GOAL:
Pick every line with "Care" from the material below.

------------------------------

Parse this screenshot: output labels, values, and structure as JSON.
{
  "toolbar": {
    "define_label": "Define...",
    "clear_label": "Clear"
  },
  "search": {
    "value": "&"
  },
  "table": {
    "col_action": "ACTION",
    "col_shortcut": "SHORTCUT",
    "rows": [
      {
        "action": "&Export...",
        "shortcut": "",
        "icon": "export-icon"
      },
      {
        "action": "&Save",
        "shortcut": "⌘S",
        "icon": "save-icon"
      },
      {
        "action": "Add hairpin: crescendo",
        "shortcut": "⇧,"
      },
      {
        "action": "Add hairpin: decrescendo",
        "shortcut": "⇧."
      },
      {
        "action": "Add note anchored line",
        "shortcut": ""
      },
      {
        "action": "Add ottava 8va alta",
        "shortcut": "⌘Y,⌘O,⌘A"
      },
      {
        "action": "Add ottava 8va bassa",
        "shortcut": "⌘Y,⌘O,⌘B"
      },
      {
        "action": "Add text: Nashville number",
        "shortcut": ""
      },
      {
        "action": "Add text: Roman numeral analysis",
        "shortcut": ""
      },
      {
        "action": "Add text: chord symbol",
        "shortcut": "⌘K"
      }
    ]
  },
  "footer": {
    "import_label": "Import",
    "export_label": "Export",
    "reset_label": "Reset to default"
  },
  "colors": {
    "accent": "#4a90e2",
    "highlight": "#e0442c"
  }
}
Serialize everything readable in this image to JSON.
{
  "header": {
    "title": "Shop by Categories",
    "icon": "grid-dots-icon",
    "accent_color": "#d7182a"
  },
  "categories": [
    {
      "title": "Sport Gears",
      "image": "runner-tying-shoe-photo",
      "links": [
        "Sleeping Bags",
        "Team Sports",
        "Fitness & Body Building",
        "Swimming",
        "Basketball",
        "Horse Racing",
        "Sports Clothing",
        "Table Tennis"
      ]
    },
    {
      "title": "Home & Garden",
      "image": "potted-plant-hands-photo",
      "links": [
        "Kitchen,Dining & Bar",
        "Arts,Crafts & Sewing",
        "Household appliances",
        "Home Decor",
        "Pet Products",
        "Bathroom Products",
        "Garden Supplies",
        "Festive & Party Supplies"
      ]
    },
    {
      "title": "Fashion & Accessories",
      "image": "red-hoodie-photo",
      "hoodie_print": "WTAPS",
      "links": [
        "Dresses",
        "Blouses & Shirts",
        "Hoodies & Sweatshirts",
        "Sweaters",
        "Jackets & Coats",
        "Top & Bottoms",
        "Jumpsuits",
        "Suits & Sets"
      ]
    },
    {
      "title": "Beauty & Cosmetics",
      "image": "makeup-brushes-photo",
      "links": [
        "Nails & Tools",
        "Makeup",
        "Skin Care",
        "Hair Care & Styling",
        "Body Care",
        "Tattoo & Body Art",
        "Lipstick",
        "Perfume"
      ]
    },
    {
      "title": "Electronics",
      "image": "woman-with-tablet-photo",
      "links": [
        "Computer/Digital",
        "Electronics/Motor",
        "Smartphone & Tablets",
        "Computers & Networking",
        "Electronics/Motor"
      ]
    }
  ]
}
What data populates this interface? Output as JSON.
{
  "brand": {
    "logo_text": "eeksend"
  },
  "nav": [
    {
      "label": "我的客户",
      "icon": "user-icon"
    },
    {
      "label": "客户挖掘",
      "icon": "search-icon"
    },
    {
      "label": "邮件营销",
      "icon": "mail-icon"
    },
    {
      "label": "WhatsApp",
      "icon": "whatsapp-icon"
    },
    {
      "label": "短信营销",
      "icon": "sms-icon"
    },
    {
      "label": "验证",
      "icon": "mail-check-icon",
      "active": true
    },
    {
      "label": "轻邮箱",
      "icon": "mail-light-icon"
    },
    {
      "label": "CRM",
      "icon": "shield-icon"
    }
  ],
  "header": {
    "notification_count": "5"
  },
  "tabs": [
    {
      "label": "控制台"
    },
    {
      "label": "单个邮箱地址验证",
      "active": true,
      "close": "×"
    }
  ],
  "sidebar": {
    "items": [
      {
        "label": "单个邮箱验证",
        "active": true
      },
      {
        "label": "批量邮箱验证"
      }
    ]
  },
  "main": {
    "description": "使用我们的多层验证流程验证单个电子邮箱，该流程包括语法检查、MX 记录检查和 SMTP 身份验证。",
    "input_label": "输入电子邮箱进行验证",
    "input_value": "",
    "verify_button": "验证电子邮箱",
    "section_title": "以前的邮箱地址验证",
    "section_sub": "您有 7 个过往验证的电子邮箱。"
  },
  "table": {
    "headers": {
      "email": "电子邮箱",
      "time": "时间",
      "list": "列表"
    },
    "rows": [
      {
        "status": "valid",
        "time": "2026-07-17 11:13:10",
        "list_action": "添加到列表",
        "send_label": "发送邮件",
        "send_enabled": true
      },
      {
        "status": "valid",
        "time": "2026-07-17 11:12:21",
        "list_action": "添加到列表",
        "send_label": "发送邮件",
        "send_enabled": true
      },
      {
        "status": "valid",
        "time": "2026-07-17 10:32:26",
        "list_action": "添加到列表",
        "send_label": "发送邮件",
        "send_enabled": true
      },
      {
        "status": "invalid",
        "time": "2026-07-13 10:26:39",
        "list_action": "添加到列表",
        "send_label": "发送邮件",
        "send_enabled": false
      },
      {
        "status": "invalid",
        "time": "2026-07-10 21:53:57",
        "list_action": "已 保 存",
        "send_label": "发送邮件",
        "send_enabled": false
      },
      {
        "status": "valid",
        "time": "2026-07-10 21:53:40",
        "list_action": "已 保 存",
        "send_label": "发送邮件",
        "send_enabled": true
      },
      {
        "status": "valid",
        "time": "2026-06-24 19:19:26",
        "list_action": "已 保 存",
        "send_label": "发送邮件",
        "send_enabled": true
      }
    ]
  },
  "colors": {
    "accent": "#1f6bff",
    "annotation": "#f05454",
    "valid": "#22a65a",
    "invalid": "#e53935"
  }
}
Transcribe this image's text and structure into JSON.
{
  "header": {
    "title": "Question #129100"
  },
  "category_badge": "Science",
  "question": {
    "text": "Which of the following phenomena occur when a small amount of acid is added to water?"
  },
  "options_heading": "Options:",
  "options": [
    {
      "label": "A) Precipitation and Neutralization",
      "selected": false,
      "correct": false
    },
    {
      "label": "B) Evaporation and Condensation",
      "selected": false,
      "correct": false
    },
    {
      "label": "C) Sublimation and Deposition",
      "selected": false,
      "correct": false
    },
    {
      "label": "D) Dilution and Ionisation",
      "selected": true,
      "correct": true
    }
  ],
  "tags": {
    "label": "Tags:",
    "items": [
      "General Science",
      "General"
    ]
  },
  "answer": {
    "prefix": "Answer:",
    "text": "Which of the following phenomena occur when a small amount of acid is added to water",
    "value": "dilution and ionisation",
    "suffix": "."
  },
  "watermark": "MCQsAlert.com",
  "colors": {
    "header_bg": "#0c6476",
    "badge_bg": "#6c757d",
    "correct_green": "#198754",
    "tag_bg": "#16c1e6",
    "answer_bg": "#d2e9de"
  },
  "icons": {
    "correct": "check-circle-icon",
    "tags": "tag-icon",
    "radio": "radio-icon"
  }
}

------------------------------

WORKED ANSWER:
        "Skin Care",
        "Hair Care & Styling",
        "Body Care",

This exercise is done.